Provided records
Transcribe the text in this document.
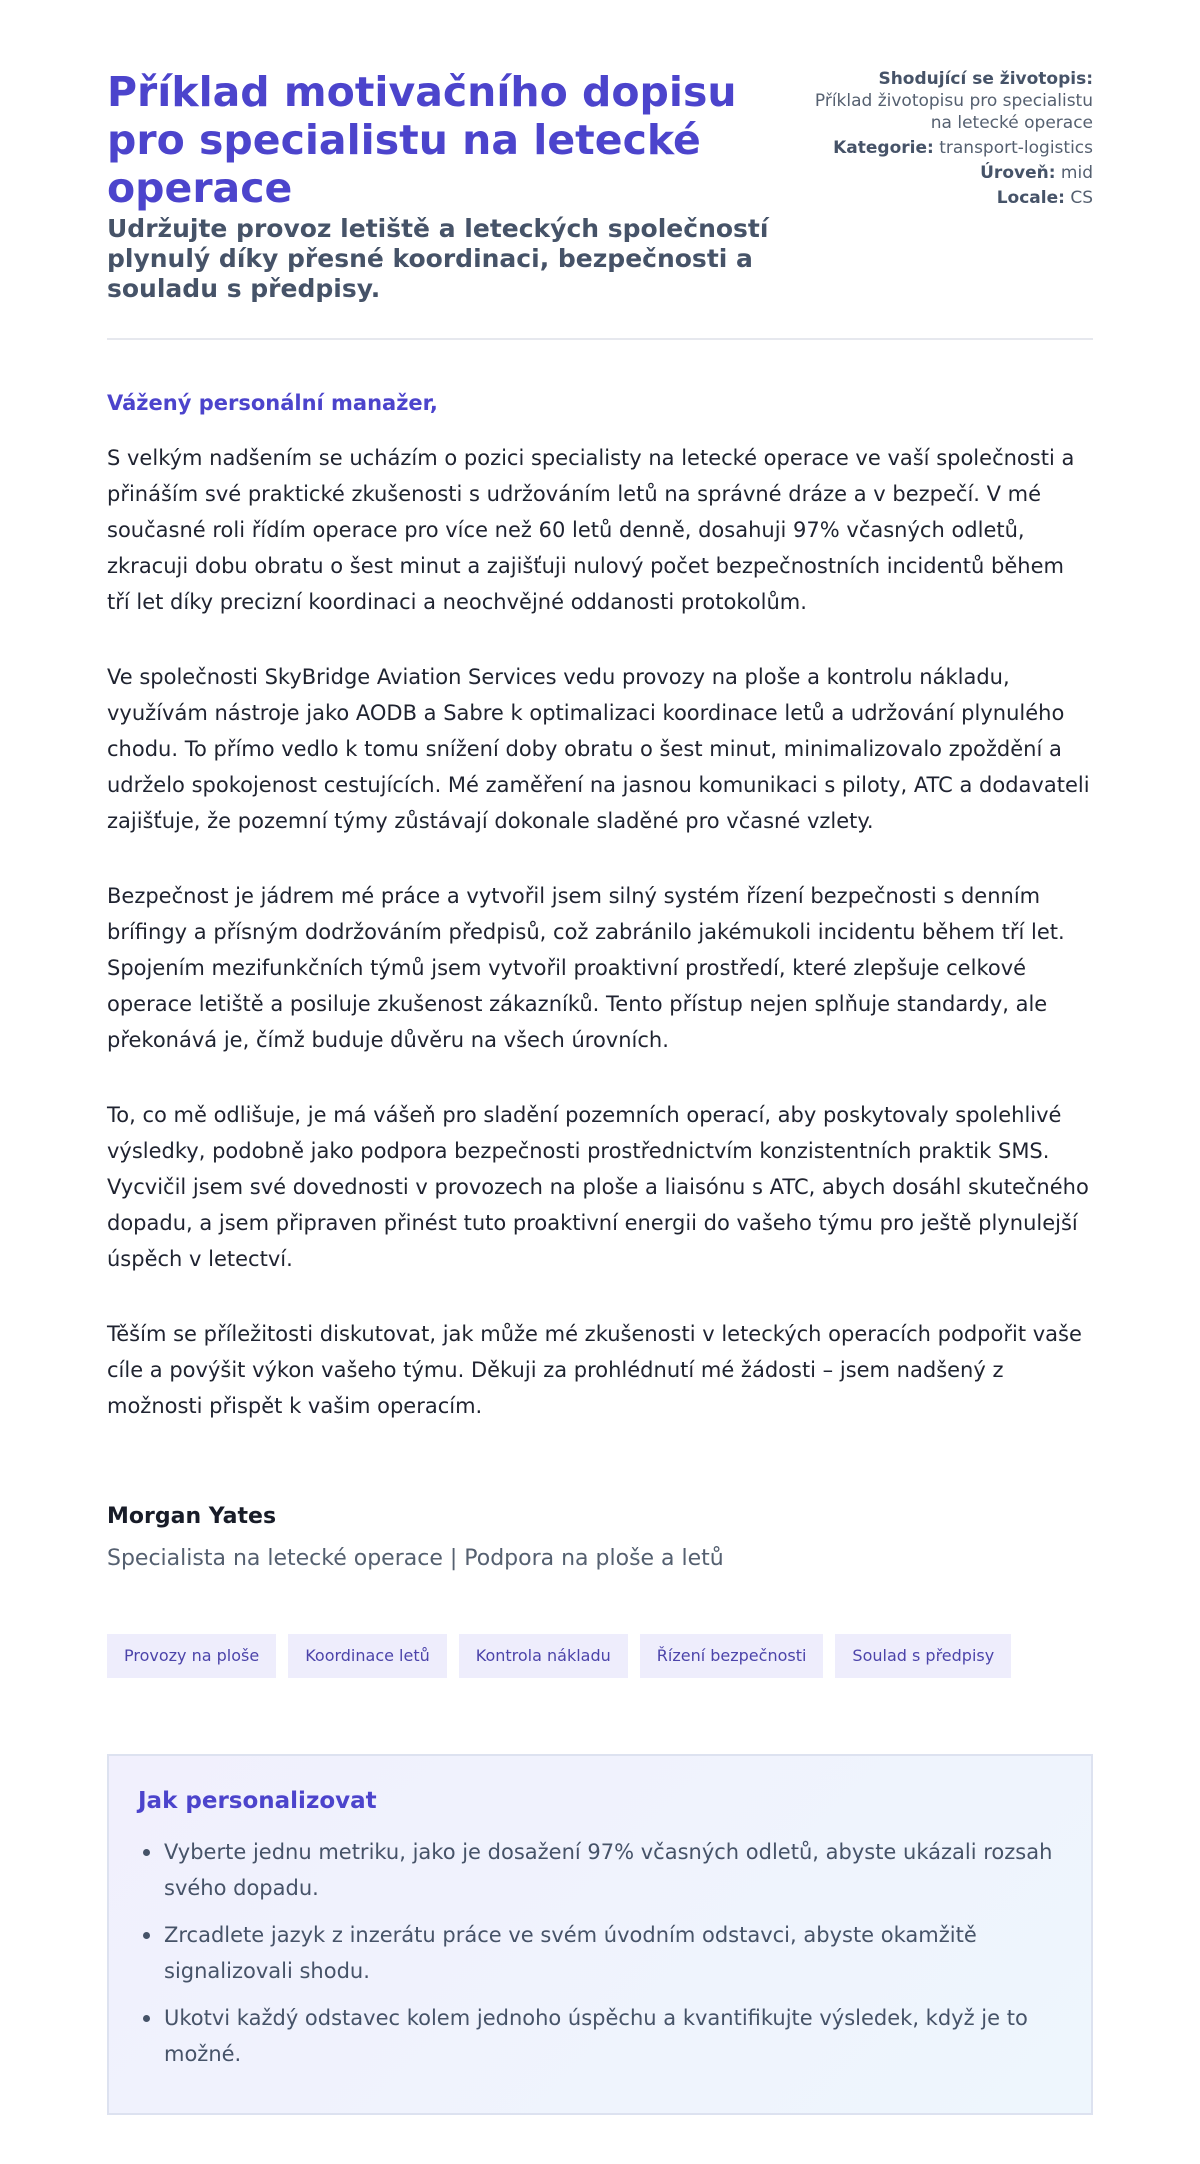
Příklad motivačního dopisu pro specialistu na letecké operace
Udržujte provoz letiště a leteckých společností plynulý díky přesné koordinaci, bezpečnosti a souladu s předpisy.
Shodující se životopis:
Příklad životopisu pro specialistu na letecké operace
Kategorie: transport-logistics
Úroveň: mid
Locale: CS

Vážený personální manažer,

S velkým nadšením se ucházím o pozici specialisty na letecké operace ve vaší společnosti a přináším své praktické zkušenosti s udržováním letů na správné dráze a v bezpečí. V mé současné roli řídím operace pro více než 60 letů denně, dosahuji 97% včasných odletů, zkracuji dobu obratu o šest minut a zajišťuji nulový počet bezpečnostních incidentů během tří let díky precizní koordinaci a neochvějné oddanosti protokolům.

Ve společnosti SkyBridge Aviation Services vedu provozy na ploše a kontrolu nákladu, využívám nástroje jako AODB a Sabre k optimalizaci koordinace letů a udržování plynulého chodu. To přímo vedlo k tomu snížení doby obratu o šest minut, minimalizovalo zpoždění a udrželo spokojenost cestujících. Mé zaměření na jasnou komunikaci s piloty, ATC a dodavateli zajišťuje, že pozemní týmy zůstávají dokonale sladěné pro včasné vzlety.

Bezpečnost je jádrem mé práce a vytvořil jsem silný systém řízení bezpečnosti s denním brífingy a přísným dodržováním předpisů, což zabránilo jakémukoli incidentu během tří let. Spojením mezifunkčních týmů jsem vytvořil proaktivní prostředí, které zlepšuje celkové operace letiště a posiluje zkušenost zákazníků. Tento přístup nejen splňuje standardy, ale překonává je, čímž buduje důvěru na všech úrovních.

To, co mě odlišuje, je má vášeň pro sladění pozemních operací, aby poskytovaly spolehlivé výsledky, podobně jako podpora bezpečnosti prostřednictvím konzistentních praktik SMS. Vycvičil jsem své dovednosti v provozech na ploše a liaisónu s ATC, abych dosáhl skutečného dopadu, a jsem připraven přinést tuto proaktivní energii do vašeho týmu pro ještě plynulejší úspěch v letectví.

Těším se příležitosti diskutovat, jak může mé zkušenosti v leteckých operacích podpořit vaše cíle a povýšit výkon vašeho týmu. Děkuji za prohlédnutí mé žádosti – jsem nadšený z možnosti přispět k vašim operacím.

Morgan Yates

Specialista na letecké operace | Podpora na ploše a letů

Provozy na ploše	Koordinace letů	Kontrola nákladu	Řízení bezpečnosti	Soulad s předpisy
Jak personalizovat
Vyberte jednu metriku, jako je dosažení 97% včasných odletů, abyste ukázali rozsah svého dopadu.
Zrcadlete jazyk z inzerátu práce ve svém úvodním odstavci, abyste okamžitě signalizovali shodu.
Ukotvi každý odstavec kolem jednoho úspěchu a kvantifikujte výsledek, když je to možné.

...

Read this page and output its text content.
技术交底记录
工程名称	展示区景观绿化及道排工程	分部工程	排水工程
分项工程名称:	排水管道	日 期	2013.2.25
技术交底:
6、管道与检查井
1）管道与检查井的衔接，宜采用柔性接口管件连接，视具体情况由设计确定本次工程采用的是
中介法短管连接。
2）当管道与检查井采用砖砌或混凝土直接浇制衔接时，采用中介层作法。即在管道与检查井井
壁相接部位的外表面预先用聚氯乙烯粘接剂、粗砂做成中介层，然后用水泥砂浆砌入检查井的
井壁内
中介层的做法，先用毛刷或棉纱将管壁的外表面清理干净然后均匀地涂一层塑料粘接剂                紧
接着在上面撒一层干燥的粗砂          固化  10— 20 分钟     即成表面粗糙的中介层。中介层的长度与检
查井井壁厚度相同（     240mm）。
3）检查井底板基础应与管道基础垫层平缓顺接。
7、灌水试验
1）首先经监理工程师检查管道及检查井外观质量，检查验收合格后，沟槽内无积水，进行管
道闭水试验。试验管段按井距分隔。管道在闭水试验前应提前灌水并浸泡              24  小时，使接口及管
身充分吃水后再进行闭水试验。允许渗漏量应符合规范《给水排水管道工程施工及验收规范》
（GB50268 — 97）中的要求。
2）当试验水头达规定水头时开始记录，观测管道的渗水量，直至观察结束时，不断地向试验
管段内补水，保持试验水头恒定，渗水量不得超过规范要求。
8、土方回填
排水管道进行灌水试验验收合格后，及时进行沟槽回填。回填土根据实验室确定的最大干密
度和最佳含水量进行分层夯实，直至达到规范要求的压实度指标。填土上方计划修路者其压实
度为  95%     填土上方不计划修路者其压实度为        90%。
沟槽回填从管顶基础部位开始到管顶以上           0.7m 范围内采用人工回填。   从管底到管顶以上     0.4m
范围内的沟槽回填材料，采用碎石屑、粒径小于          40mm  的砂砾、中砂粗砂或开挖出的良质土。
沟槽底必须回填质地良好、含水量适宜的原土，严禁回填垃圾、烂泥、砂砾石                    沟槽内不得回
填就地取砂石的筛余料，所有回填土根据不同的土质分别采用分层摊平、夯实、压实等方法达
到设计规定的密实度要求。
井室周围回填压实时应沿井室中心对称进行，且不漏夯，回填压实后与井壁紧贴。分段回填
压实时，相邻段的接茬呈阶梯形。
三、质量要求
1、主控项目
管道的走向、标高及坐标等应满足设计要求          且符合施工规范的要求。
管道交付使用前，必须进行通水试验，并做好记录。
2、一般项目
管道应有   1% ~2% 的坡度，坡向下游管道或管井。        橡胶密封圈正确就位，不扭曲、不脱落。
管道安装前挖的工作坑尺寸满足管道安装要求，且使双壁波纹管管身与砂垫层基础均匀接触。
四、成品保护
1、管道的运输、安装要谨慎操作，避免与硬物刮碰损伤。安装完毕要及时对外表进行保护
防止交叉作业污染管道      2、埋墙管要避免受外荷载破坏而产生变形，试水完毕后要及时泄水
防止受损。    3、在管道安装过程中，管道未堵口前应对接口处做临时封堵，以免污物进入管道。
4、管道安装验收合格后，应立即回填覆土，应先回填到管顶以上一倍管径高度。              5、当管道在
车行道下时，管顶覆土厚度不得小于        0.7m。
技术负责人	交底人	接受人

Written problem
Gather up every line from the listing above in which the word "Příklad" occurs.

The reply
Příklad motivačního dopisu pro specialistu na letecké operace
Příklad životopisu pro specialistu na letecké operace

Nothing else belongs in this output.